#### TASK INSTRUCTIONS:
Restate the whole of the material. Keep every word, and drop the pictures.

--- begin SUPPLIED RECORDS ---

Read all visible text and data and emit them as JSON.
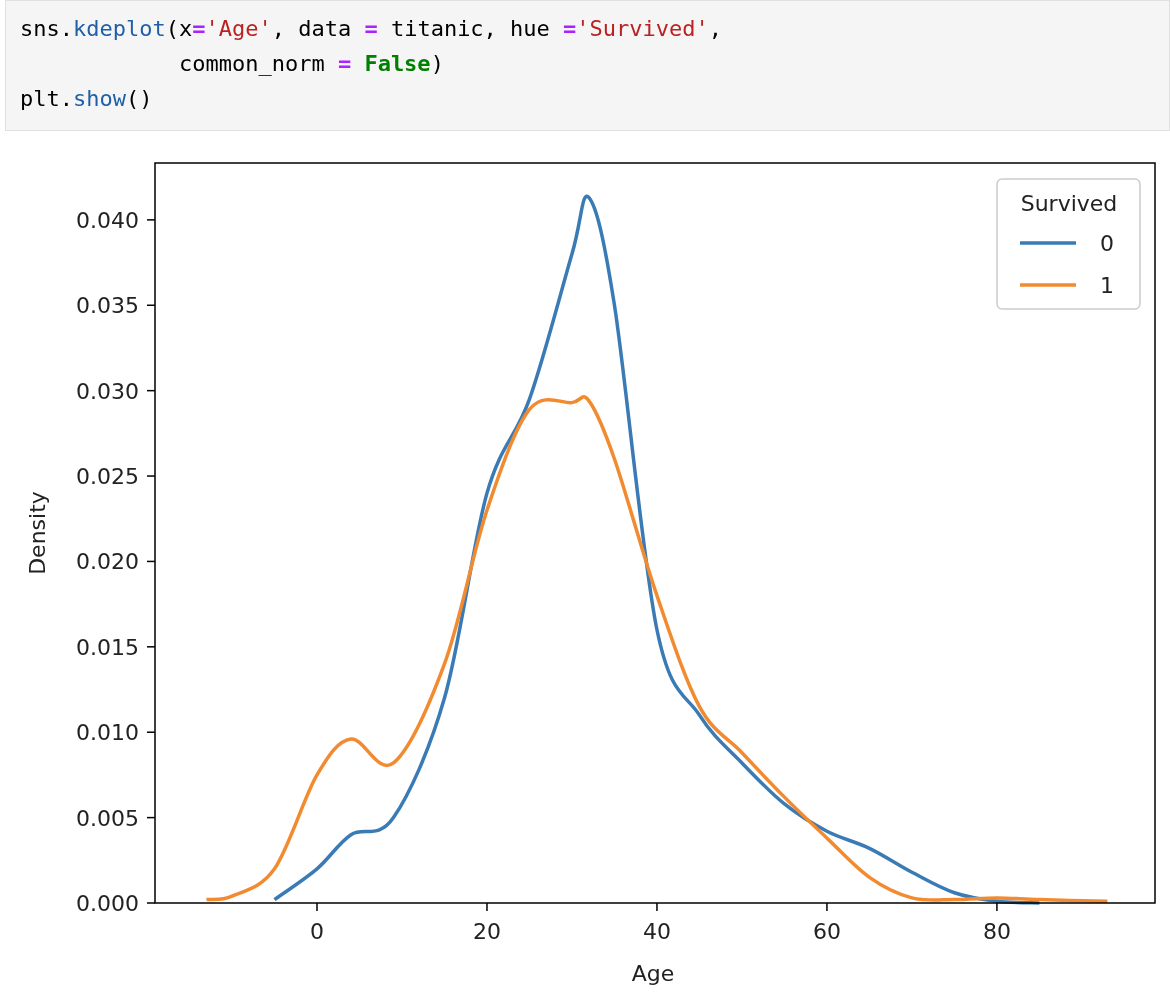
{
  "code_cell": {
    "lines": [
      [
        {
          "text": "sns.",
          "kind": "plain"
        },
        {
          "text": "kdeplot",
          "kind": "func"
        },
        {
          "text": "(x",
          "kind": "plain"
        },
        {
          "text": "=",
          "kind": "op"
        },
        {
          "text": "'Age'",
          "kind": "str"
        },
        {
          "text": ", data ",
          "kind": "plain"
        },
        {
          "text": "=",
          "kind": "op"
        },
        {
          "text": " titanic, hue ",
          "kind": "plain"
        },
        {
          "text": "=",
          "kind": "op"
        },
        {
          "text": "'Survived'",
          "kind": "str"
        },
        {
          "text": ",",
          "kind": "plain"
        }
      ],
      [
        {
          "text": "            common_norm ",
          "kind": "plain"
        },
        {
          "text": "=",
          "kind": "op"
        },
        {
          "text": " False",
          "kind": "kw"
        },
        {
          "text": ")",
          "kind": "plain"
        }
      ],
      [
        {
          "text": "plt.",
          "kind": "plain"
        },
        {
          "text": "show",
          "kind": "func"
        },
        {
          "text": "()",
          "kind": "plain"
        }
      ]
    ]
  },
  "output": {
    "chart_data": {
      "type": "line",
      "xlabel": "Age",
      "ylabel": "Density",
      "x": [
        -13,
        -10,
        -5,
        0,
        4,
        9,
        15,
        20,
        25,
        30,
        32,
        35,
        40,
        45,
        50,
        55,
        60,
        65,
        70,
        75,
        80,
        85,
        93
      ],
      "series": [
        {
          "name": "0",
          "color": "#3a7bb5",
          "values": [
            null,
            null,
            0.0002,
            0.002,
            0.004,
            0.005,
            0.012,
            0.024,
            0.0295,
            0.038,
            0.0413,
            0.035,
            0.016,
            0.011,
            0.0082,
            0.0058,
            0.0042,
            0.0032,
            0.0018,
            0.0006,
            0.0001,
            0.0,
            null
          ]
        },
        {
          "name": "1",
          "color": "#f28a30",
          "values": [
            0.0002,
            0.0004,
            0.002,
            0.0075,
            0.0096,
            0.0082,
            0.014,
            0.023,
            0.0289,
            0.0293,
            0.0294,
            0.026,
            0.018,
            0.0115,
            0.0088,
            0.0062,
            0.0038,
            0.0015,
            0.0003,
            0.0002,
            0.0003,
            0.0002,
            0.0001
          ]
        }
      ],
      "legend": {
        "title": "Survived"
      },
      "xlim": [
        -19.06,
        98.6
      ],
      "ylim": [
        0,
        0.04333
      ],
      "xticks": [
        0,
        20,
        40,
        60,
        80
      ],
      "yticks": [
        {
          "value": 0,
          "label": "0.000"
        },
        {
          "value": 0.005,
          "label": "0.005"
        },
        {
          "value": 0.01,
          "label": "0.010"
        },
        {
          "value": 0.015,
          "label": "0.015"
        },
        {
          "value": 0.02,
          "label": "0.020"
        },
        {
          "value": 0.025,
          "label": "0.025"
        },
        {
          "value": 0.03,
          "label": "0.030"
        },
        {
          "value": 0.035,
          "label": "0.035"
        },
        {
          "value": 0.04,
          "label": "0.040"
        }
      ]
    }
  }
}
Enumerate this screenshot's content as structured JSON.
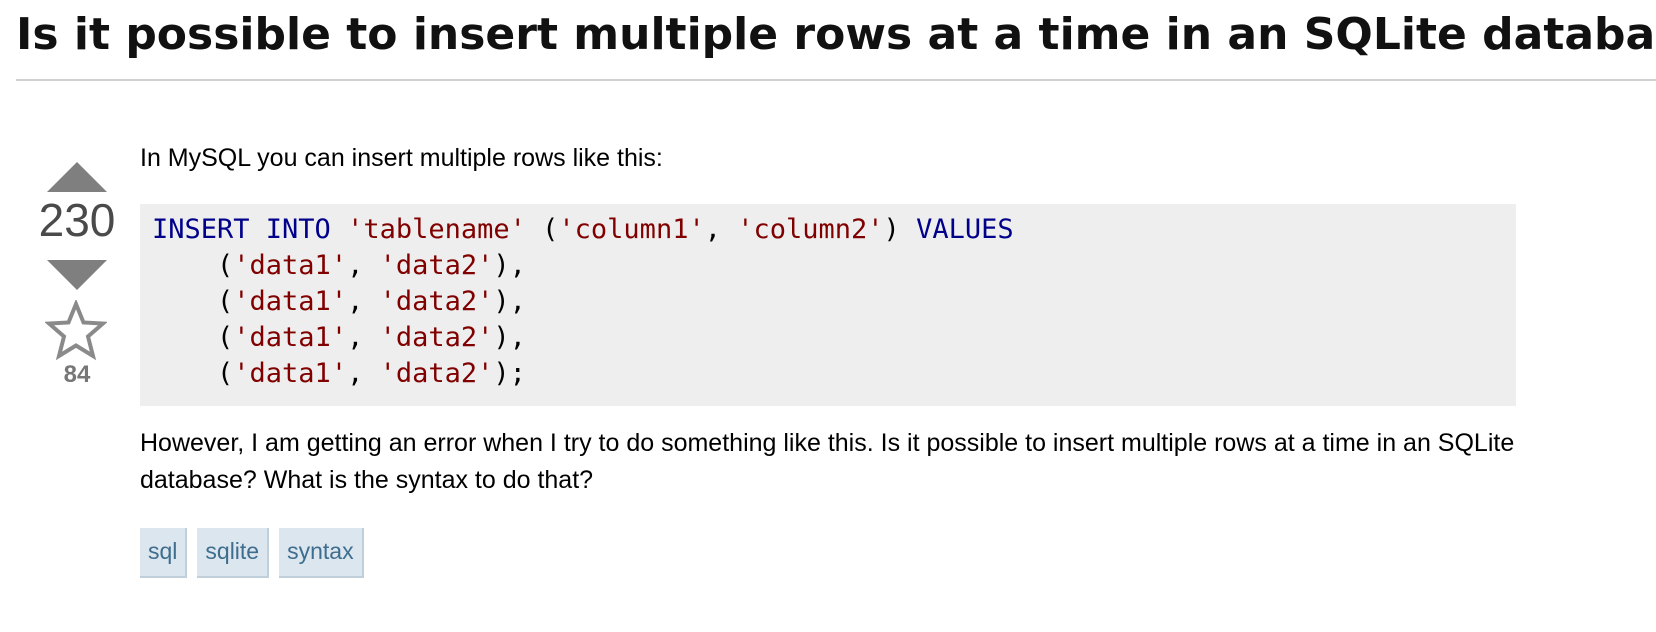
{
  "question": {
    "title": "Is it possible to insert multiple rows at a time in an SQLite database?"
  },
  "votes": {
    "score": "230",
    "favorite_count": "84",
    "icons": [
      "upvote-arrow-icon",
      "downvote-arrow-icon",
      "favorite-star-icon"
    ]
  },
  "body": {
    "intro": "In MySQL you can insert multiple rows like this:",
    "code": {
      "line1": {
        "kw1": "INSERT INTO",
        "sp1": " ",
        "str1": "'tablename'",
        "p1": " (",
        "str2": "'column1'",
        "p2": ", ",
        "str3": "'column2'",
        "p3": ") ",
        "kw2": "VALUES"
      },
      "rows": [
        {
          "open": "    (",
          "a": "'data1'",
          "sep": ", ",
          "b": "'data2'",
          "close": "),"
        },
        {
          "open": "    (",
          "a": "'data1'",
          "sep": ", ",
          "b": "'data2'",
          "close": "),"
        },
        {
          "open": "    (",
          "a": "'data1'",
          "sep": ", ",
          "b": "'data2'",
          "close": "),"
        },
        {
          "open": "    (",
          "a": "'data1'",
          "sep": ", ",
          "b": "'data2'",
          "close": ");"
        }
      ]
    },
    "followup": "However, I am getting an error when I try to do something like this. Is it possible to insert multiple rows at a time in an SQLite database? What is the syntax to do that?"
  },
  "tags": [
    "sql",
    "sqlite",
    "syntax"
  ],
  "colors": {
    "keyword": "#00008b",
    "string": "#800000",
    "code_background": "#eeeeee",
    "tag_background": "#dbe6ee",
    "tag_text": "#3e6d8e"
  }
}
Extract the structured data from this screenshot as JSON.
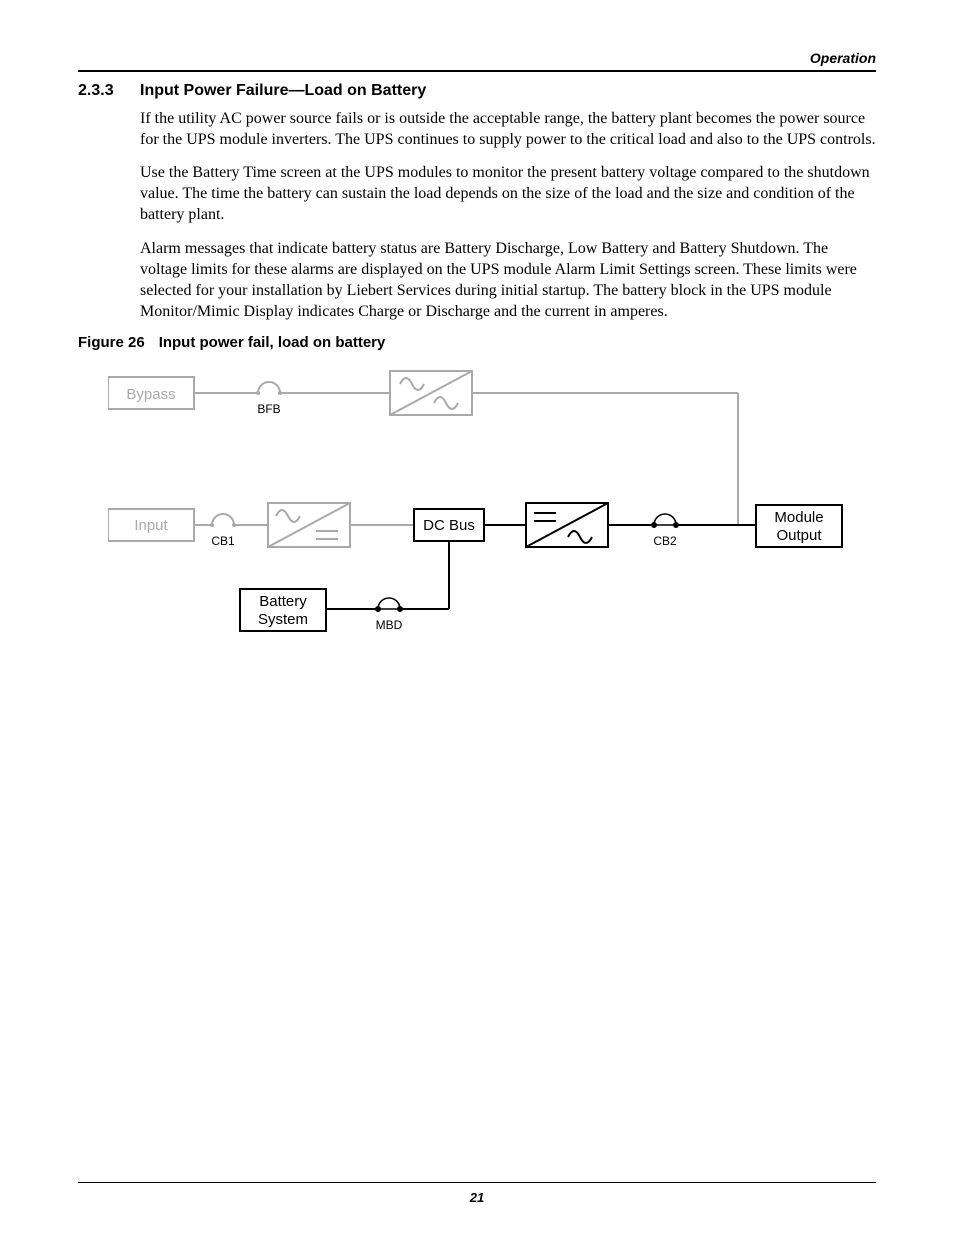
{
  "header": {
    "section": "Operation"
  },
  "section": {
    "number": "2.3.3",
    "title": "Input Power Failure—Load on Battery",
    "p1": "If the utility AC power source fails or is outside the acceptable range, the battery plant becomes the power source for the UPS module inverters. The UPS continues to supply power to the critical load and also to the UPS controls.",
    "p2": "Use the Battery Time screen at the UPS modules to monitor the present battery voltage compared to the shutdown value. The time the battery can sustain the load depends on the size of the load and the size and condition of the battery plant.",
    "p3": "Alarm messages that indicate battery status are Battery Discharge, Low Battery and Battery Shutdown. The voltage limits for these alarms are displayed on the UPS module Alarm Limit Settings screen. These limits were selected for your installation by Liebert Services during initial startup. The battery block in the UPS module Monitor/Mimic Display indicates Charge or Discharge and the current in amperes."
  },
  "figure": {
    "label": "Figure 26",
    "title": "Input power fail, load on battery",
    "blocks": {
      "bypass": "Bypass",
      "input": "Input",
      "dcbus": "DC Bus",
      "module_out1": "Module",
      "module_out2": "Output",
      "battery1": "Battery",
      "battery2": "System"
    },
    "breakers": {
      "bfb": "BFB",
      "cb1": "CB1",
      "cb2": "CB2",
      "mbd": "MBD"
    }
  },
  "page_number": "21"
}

--- end SUPPLIED RECORDS ---

#### FULL SOLUTION:
Read all visible text and data and emit them as JSON.
{
  "code_cell": {
    "lines": [
      [
        {
          "text": "sns.",
          "kind": "plain"
        },
        {
          "text": "kdeplot",
          "kind": "func"
        },
        {
          "text": "(x",
          "kind": "plain"
        },
        {
          "text": "=",
          "kind": "op"
        },
        {
          "text": "'Age'",
          "kind": "str"
        },
        {
          "text": ", data ",
          "kind": "plain"
        },
        {
          "text": "=",
          "kind": "op"
        },
        {
          "text": " titanic, hue ",
          "kind": "plain"
        },
        {
          "text": "=",
          "kind": "op"
        },
        {
          "text": "'Survived'",
          "kind": "str"
        },
        {
          "text": ",",
          "kind": "plain"
        }
      ],
      [
        {
          "text": "            common_norm ",
          "kind": "plain"
        },
        {
          "text": "=",
          "kind": "op"
        },
        {
          "text": " False",
          "kind": "kw"
        },
        {
          "text": ")",
          "kind": "plain"
        }
      ],
      [
        {
          "text": "plt.",
          "kind": "plain"
        },
        {
          "text": "show",
          "kind": "func"
        },
        {
          "text": "()",
          "kind": "plain"
        }
      ]
    ]
  },
  "output": {
    "chart_data": {
      "type": "line",
      "xlabel": "Age",
      "ylabel": "Density",
      "x": [
        -13,
        -10,
        -5,
        0,
        4,
        9,
        15,
        20,
        25,
        30,
        32,
        35,
        40,
        45,
        50,
        55,
        60,
        65,
        70,
        75,
        80,
        85,
        93
      ],
      "series": [
        {
          "name": "0",
          "color": "#3a7bb5",
          "values": [
            null,
            null,
            0.0002,
            0.002,
            0.004,
            0.005,
            0.012,
            0.024,
            0.0295,
            0.038,
            0.0413,
            0.035,
            0.016,
            0.011,
            0.0082,
            0.0058,
            0.0042,
            0.0032,
            0.0018,
            0.0006,
            0.0001,
            0.0,
            null
          ]
        },
        {
          "name": "1",
          "color": "#f28a30",
          "values": [
            0.0002,
            0.0004,
            0.002,
            0.0075,
            0.0096,
            0.0082,
            0.014,
            0.023,
            0.0289,
            0.0293,
            0.0294,
            0.026,
            0.018,
            0.0115,
            0.0088,
            0.0062,
            0.0038,
            0.0015,
            0.0003,
            0.0002,
            0.0003,
            0.0002,
            0.0001
          ]
        }
      ],
      "legend": {
        "title": "Survived"
      },
      "xlim": [
        -19.06,
        98.6
      ],
      "ylim": [
        0,
        0.04333
      ],
      "xticks": [
        0,
        20,
        40,
        60,
        80
      ],
      "yticks": [
        {
          "value": 0,
          "label": "0.000"
        },
        {
          "value": 0.005,
          "label": "0.005"
        },
        {
          "value": 0.01,
          "label": "0.010"
        },
        {
          "value": 0.015,
          "label": "0.015"
        },
        {
          "value": 0.02,
          "label": "0.020"
        },
        {
          "value": 0.025,
          "label": "0.025"
        },
        {
          "value": 0.03,
          "label": "0.030"
        },
        {
          "value": 0.035,
          "label": "0.035"
        },
        {
          "value": 0.04,
          "label": "0.040"
        }
      ]
    }
  }
}
Enumerate this screenshot's content as structured JSON.
{
  "question": {
    "title": "Is it possible to insert multiple rows at a time in an SQLite database?"
  },
  "votes": {
    "score": "230",
    "favorite_count": "84",
    "icons": [
      "upvote-arrow-icon",
      "downvote-arrow-icon",
      "favorite-star-icon"
    ]
  },
  "body": {
    "intro": "In MySQL you can insert multiple rows like this:",
    "code": {
      "line1": {
        "kw1": "INSERT INTO",
        "sp1": " ",
        "str1": "'tablename'",
        "p1": " (",
        "str2": "'column1'",
        "p2": ", ",
        "str3": "'column2'",
        "p3": ") ",
        "kw2": "VALUES"
      },
      "rows": [
        {
          "open": "    (",
          "a": "'data1'",
          "sep": ", ",
          "b": "'data2'",
          "close": "),"
        },
        {
          "open": "    (",
          "a": "'data1'",
          "sep": ", ",
          "b": "'data2'",
          "close": "),"
        },
        {
          "open": "    (",
          "a": "'data1'",
          "sep": ", ",
          "b": "'data2'",
          "close": "),"
        },
        {
          "open": "    (",
          "a": "'data1'",
          "sep": ", ",
          "b": "'data2'",
          "close": ");"
        }
      ]
    },
    "followup": "However, I am getting an error when I try to do something like this. Is it possible to insert multiple rows at a time in an SQLite database? What is the syntax to do that?"
  },
  "tags": [
    "sql",
    "sqlite",
    "syntax"
  ],
  "colors": {
    "keyword": "#00008b",
    "string": "#800000",
    "code_background": "#eeeeee",
    "tag_background": "#dbe6ee",
    "tag_text": "#3e6d8e"
  }
}
Extract the structured data from this screenshot as JSON.
{
  "header": {
    "section": "Operation"
  },
  "section": {
    "number": "2.3.3",
    "title": "Input Power Failure—Load on Battery",
    "p1": "If the utility AC power source fails or is outside the acceptable range, the battery plant becomes the power source for the UPS module inverters. The UPS continues to supply power to the critical load and also to the UPS controls.",
    "p2": "Use the Battery Time screen at the UPS modules to monitor the present battery voltage compared to the shutdown value. The time the battery can sustain the load depends on the size of the load and the size and condition of the battery plant.",
    "p3": "Alarm messages that indicate battery status are Battery Discharge, Low Battery and Battery Shutdown. The voltage limits for these alarms are displayed on the UPS module Alarm Limit Settings screen. These limits were selected for your installation by Liebert Services during initial startup. The battery block in the UPS module Monitor/Mimic Display indicates Charge or Discharge and the current in amperes."
  },
  "figure": {
    "label": "Figure 26",
    "title": "Input power fail, load on battery",
    "blocks": {
      "bypass": "Bypass",
      "input": "Input",
      "dcbus": "DC Bus",
      "module_out1": "Module",
      "module_out2": "Output",
      "battery1": "Battery",
      "battery2": "System"
    },
    "breakers": {
      "bfb": "BFB",
      "cb1": "CB1",
      "cb2": "CB2",
      "mbd": "MBD"
    }
  },
  "page_number": "21"
}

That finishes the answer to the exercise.